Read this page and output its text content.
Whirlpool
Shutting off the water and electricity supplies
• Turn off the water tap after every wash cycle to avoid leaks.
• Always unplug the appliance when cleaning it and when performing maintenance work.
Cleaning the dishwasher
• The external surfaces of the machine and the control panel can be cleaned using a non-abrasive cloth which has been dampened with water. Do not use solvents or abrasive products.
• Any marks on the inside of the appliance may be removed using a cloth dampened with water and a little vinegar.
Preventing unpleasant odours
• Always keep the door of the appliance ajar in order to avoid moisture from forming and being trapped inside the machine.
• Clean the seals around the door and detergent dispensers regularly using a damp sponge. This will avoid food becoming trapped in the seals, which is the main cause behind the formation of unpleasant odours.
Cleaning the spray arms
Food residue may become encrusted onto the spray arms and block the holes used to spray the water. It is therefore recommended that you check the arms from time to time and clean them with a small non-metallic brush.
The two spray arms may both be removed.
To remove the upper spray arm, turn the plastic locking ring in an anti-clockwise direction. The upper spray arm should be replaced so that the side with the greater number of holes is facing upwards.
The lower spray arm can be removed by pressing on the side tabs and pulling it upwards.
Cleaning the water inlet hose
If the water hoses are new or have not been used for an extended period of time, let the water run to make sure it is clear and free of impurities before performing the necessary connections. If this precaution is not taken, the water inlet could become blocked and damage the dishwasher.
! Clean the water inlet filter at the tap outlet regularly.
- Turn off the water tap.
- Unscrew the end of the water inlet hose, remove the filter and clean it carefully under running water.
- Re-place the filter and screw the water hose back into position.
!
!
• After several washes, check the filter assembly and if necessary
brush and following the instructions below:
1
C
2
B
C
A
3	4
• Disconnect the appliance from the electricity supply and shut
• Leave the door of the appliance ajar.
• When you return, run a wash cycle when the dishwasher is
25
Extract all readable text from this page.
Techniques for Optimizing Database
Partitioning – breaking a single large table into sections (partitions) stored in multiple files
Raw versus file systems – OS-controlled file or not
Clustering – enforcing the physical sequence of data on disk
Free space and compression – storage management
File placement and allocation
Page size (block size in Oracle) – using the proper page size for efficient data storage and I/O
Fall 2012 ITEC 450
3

# TASK REQUIREMENTS
Restate the data above word for word.

# FINISHED EXERCISE
Read this page and output its text content.
Whirlpool
Shutting off the water and electricity supplies
• Turn off the water tap after every wash cycle to avoid leaks.
• Always unplug the appliance when cleaning it and when performing maintenance work.
Cleaning the dishwasher
• The external surfaces of the machine and the control panel can be cleaned using a non-abrasive cloth which has been dampened with water. Do not use solvents or abrasive products.
• Any marks on the inside of the appliance may be removed using a cloth dampened with water and a little vinegar.
Preventing unpleasant odours
• Always keep the door of the appliance ajar in order to avoid moisture from forming and being trapped inside the machine.
• Clean the seals around the door and detergent dispensers regularly using a damp sponge. This will avoid food becoming trapped in the seals, which is the main cause behind the formation of unpleasant odours.
Cleaning the spray arms
Food residue may become encrusted onto the spray arms and block the holes used to spray the water. It is therefore recommended that you check the arms from time to time and clean them with a small non-metallic brush.
The two spray arms may both be removed.
To remove the upper spray arm, turn the plastic locking ring in an anti-clockwise direction. The upper spray arm should be replaced so that the side with the greater number of holes is facing upwards.
The lower spray arm can be removed by pressing on the side tabs and pulling it upwards.
Cleaning the water inlet hose
If the water hoses are new or have not been used for an extended period of time, let the water run to make sure it is clear and free of impurities before performing the necessary connections. If this precaution is not taken, the water inlet could become blocked and damage the dishwasher.
! Clean the water inlet filter at the tap outlet regularly.
- Turn off the water tap.
- Unscrew the end of the water inlet hose, remove the filter and clean it carefully under running water.
- Re-place the filter and screw the water hose back into position.
!
!
• After several washes, check the filter assembly and if necessary
brush and following the instructions below:
1
C
2
B
C
A
3	4
• Disconnect the appliance from the electricity supply and shut
• Leave the door of the appliance ajar.
• When you return, run a wash cycle when the dishwasher is
25
Extract all readable text from this page.
Techniques for Optimizing Database
Partitioning – breaking a single large table into sections (partitions) stored in multiple files
Raw versus file systems – OS-controlled file or not
Clustering – enforcing the physical sequence of data on disk
Free space and compression – storage management
File placement and allocation
Page size (block size in Oracle) – using the proper page size for efficient data storage and I/O
Fall 2012 ITEC 450
3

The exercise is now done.